THE REQUEST - Below are the records; pull every line that includes "Доходы".
---+---
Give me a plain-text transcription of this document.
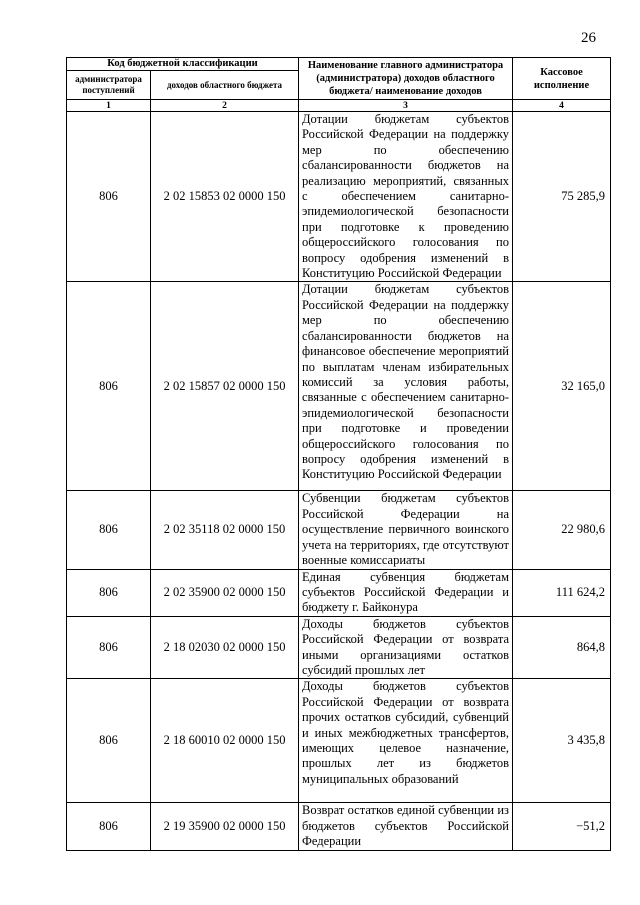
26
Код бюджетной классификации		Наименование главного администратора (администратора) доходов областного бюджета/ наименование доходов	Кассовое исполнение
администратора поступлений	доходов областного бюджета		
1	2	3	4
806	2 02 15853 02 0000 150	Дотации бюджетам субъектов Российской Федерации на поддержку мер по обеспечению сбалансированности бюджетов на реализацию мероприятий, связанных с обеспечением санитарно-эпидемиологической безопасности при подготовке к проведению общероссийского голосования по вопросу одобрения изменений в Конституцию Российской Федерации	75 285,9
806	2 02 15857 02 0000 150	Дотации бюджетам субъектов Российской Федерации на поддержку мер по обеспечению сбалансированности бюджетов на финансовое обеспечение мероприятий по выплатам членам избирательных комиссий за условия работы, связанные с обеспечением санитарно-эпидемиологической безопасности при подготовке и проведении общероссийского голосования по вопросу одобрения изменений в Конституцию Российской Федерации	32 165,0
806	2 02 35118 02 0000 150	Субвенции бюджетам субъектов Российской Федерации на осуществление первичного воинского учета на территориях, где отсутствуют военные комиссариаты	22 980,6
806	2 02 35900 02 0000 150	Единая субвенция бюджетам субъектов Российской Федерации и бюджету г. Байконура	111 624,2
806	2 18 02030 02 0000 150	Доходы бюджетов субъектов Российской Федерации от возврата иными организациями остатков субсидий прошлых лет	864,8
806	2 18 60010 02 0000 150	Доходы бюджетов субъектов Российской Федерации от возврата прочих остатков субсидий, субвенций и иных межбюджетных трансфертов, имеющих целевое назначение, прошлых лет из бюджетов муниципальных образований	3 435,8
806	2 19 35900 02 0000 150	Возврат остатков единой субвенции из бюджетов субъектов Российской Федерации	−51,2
---+---
COMPLETE ANSWER -
806	2 18 02030 02 0000 150	Доходы бюджетов субъектов Российской Федерации от возврата иными организациями остатков субсидий прошлых лет	864,8
806	2 18 60010 02 0000 150	Доходы бюджетов субъектов Российской Федерации от возврата прочих остатков субсидий, субвенций и иных межбюджетных трансфертов, имеющих целевое назначение, прошлых лет из бюджетов муниципальных образований	3 435,8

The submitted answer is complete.